• _WORK REQUIRED_: Copy the lines verbatim, beginning at the start of the records and continuing through the line containing "x-tick-550: 550: [626, 1064, 693, 1108]", with that line included.

Records from a collection:

_____

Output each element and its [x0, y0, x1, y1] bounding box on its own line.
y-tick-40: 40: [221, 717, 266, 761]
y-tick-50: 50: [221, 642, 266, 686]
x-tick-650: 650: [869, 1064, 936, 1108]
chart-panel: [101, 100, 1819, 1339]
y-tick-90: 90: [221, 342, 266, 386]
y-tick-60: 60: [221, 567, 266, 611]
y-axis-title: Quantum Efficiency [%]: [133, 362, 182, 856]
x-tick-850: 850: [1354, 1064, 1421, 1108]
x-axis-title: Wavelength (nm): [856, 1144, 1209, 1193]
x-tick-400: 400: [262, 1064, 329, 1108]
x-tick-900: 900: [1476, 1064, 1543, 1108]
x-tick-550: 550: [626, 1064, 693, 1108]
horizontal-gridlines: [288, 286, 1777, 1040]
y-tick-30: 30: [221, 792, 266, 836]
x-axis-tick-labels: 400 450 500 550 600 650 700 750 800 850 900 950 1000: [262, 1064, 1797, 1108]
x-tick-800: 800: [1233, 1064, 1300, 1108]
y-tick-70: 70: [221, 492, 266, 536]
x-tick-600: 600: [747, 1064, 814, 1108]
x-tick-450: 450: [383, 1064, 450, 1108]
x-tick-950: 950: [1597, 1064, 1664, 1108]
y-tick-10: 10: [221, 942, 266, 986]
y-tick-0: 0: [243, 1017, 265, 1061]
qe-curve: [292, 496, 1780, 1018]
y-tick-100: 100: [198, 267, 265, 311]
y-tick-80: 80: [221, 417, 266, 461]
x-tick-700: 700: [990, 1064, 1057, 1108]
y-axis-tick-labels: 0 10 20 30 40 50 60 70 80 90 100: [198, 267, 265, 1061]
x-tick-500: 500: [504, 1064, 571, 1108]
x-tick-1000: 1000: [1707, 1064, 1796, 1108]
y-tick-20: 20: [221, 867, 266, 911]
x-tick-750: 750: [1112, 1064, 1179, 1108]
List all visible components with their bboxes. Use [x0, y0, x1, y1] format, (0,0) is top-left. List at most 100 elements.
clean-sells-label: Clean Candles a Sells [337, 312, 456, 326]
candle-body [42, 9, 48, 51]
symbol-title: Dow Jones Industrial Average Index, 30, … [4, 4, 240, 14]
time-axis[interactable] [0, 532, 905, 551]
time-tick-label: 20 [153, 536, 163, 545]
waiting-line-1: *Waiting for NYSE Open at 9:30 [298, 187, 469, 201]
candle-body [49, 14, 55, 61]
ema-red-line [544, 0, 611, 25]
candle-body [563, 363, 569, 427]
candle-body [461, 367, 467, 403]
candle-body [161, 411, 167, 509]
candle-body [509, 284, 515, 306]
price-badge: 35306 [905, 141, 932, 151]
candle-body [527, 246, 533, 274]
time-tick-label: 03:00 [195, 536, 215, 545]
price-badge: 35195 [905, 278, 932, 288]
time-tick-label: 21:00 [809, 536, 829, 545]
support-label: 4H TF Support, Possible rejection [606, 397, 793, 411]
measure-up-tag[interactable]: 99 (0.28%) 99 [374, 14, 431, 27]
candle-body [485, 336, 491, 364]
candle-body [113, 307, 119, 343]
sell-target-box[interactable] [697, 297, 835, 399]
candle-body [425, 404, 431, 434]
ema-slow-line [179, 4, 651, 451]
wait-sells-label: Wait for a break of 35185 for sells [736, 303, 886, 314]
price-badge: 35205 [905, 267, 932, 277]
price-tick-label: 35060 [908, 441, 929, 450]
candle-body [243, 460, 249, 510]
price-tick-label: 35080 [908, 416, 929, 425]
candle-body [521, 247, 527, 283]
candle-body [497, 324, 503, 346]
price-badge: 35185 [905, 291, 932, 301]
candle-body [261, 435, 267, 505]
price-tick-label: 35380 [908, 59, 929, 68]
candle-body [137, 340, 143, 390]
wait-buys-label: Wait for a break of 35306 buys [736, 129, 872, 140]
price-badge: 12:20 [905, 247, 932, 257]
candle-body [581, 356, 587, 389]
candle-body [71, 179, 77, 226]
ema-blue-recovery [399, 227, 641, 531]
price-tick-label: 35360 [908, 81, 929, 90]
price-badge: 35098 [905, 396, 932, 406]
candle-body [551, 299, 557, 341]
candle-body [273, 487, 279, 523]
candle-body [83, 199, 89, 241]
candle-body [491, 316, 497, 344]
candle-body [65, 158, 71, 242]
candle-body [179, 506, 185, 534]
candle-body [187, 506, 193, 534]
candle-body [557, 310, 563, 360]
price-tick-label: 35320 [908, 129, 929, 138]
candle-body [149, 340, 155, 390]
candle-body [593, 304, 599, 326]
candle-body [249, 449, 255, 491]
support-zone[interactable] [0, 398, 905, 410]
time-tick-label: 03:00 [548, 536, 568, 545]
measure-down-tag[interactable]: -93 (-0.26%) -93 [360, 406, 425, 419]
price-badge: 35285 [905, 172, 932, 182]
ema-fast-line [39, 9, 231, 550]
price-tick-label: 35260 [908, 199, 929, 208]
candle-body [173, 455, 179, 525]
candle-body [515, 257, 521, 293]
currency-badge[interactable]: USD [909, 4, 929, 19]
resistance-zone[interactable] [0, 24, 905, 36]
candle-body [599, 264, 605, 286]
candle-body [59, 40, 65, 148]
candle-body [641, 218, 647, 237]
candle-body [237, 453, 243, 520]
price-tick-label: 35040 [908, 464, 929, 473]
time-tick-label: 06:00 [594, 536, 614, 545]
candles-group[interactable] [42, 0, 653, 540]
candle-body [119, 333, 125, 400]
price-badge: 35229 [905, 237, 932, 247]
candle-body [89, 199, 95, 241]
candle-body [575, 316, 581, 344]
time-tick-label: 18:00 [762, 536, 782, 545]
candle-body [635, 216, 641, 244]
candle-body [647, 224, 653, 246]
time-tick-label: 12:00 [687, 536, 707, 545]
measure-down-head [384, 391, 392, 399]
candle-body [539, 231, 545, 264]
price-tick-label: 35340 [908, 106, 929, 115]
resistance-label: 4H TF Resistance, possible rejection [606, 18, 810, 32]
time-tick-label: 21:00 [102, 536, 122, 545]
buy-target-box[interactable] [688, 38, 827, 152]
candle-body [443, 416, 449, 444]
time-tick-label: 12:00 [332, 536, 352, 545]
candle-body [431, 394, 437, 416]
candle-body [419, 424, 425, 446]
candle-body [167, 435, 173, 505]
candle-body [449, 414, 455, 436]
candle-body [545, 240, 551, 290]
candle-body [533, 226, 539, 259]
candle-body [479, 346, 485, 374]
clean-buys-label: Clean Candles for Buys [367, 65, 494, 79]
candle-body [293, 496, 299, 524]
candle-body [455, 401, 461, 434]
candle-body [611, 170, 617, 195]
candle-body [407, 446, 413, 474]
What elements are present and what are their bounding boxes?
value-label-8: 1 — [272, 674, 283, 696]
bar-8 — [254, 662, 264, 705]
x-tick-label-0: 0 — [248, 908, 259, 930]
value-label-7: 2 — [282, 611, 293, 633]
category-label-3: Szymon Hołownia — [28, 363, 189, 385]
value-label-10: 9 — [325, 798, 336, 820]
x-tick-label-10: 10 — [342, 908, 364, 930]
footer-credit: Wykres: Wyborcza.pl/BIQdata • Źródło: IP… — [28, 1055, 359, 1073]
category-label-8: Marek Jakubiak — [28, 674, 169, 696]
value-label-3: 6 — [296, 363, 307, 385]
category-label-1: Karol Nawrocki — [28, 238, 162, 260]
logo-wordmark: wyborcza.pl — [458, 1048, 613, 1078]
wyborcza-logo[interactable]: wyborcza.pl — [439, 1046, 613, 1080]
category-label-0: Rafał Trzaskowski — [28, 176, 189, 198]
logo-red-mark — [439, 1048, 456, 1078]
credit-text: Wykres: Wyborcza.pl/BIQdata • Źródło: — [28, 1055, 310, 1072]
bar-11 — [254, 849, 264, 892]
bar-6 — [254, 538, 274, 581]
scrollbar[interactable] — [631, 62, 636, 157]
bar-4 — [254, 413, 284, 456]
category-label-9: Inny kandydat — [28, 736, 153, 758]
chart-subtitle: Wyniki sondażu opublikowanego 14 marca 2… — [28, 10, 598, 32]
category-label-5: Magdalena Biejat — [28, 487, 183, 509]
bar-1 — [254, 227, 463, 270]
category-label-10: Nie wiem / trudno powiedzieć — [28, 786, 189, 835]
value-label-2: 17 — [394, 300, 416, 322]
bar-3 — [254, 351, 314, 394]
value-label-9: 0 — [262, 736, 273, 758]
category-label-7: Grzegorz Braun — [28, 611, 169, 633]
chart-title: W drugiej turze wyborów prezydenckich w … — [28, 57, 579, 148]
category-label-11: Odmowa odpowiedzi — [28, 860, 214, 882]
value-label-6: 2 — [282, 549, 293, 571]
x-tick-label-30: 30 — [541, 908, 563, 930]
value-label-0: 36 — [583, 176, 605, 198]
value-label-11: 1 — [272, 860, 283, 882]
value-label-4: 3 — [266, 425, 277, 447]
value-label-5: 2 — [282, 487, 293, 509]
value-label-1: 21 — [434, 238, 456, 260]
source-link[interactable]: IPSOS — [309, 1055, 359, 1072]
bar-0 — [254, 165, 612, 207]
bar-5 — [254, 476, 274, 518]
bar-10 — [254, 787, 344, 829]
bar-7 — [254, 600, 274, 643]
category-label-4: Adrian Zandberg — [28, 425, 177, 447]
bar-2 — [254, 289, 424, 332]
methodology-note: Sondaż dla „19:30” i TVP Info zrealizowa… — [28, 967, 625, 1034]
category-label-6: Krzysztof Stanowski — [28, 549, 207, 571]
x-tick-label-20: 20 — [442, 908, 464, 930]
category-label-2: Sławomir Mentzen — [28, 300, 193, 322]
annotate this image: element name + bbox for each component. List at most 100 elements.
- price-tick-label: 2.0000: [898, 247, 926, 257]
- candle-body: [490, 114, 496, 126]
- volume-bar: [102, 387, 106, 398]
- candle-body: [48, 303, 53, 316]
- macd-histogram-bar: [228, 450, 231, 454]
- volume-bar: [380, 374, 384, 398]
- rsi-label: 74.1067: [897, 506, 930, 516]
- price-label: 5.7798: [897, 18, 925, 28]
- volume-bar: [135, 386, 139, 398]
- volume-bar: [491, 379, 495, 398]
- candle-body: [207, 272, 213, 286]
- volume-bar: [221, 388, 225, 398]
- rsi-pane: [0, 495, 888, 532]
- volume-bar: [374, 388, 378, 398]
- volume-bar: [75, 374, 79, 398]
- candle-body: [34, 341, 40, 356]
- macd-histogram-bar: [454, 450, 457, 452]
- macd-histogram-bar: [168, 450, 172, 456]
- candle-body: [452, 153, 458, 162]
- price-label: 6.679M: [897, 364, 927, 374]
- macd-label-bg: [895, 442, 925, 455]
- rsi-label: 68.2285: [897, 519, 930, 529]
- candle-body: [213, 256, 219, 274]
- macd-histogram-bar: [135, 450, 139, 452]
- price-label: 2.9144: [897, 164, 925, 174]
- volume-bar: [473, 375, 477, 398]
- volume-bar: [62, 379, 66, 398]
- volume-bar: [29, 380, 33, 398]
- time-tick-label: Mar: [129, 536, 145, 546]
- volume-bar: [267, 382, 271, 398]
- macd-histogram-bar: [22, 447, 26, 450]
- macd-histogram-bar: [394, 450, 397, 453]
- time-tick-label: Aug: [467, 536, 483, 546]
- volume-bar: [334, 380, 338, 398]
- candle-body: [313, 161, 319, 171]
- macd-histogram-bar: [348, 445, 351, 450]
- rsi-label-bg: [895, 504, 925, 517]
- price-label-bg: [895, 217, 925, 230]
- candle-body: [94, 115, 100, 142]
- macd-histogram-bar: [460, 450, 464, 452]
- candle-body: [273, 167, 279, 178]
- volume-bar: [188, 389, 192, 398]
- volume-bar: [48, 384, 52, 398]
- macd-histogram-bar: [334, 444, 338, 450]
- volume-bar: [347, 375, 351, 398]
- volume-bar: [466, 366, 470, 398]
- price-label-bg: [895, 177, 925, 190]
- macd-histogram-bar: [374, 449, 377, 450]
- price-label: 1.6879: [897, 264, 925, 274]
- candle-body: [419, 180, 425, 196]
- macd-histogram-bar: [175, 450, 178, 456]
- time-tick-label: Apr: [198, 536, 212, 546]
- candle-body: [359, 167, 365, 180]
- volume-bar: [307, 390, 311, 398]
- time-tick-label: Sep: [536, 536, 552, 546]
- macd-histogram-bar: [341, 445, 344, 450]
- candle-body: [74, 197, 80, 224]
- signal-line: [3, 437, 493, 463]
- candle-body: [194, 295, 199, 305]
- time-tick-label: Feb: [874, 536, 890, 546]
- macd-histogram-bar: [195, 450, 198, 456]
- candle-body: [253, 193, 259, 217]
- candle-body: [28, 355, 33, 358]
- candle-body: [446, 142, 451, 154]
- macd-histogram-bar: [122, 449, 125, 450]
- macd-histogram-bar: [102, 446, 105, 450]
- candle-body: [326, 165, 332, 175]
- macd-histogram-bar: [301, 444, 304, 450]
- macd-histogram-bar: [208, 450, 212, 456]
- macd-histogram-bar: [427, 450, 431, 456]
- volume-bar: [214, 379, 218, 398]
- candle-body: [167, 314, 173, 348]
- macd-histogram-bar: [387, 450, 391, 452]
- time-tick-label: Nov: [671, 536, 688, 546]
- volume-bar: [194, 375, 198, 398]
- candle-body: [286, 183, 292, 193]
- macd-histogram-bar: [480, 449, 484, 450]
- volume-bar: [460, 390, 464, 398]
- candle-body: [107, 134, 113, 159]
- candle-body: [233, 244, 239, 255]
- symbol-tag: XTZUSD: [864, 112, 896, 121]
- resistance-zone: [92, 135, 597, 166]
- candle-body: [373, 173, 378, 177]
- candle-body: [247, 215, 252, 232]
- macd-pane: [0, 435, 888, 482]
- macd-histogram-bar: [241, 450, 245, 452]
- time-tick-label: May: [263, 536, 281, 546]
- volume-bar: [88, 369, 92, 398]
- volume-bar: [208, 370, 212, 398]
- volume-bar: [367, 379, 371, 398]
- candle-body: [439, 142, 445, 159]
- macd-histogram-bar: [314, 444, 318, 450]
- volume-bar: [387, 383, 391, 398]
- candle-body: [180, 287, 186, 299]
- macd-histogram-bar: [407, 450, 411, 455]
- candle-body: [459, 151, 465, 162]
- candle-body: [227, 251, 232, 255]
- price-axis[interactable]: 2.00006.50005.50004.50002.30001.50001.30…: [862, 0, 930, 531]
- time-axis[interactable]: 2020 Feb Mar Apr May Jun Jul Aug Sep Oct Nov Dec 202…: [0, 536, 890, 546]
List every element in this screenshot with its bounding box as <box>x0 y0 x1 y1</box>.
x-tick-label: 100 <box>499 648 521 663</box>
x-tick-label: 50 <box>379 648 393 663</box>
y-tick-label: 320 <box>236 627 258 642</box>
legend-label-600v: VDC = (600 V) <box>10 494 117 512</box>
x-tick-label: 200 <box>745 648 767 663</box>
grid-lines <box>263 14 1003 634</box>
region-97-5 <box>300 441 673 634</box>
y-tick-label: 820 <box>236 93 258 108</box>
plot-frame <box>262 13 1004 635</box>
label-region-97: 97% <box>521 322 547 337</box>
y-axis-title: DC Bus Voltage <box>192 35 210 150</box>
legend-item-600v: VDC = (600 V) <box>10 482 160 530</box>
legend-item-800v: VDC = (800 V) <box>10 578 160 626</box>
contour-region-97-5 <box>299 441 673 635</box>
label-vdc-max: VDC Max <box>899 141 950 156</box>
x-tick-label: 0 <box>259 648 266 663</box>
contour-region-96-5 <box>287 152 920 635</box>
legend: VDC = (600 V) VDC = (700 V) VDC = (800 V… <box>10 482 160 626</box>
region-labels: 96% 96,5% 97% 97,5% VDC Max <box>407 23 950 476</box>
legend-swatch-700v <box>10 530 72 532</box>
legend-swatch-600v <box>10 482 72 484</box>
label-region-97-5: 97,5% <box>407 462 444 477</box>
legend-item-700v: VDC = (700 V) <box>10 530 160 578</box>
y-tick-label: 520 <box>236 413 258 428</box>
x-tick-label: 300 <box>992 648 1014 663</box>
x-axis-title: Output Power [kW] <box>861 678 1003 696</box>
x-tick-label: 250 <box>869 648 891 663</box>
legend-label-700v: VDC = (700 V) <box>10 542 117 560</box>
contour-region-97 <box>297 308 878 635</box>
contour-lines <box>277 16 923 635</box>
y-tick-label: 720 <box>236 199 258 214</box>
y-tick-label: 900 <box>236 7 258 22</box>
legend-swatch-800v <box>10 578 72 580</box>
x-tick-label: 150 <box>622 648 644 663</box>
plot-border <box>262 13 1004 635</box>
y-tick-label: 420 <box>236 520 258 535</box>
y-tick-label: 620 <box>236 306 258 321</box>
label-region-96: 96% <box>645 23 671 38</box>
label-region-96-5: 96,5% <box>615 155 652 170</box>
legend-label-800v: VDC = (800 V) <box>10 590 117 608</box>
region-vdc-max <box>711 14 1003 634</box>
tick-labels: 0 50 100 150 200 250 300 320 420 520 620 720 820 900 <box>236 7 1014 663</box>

_____

• _THE COMPLETED TASK_:
Output each element and its [x0, y0, x1, y1] bounding box on its own line.
y-tick-40: 40: [221, 717, 266, 761]
y-tick-50: 50: [221, 642, 266, 686]
x-tick-650: 650: [869, 1064, 936, 1108]
chart-panel: [101, 100, 1819, 1339]
y-tick-90: 90: [221, 342, 266, 386]
y-tick-60: 60: [221, 567, 266, 611]
y-axis-title: Quantum Efficiency [%]: [133, 362, 182, 856]
x-tick-850: 850: [1354, 1064, 1421, 1108]
x-axis-title: Wavelength (nm): [856, 1144, 1209, 1193]
x-tick-400: 400: [262, 1064, 329, 1108]
x-tick-900: 900: [1476, 1064, 1543, 1108]
x-tick-550: 550: [626, 1064, 693, 1108]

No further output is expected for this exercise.